◆ WHAT TO DO
Output the material below unchanged, apart from leaving out the pictures.

◆ TASK INPUT
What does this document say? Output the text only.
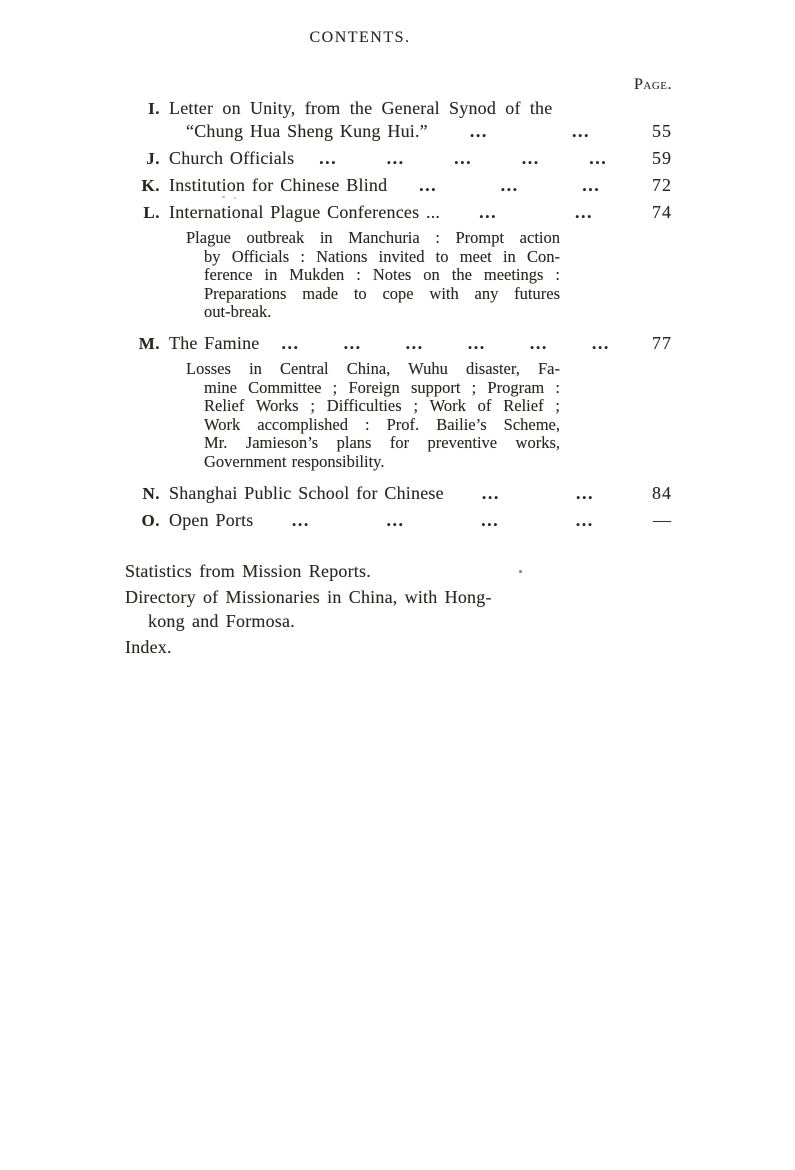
CONTENTS.
Page.
I. Letter on Unity, from the General Synod of the
“Chung Hua Sheng Kung Hui.” ...	...	55
J. Church Officials ...	...	...	...	...	59
K. Institution for Chinese Blind ...	...	...	72
L. International Plague Conferences ... ...	...	74
Plague outbreak in Manchuria : Prompt action
by Officials : Nations invited to meet in Con-
ference in Mukden : Notes on the meetings :
Preparations made to cope with any futures
out-break.
M. The Famine ... ... ... ... ... ...	77
Losses in Central China, Wuhu disaster, Fa-
mine Committee ; Foreign support ; Program :
Relief Works ; Difficulties ; Work of Relief ;
Work accomplished : Prof. Bailie’s Scheme,
Mr. Jamieson’s plans for preventive works,
Government responsibility.
N. Shanghai Public School for Chinese ...	...	84
O. Open Ports ...	...	...	...	—
Statistics from Mission Reports.
Directory of Missionaries in China, with Hong-
kong and Formosa.
Index.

◆ SOLUTION FOR THIS EXERCISE
What does this document say? Output the text only.
CONTENTS.
Page.
I. Letter on Unity, from the General Synod of the
“Chung Hua Sheng Kung Hui.” ...	...	55
J. Church Officials ...	...	...	...	...	59
K. Institution for Chinese Blind ...	...	...	72
L. International Plague Conferences ... ...	...	74
Plague outbreak in Manchuria : Prompt action
by Officials : Nations invited to meet in Con-
ference in Mukden : Notes on the meetings :
Preparations made to cope with any futures
out-break.
M. The Famine ... ... ... ... ... ...	77
Losses in Central China, Wuhu disaster, Fa-
mine Committee ; Foreign support ; Program :
Relief Works ; Difficulties ; Work of Relief ;
Work accomplished : Prof. Bailie’s Scheme,
Mr. Jamieson’s plans for preventive works,
Government responsibility.
N. Shanghai Public School for Chinese ...	...	84
O. Open Ports ...	...	...	...	—
Statistics from Mission Reports.
Directory of Missionaries in China, with Hong-
kong and Formosa.
Index.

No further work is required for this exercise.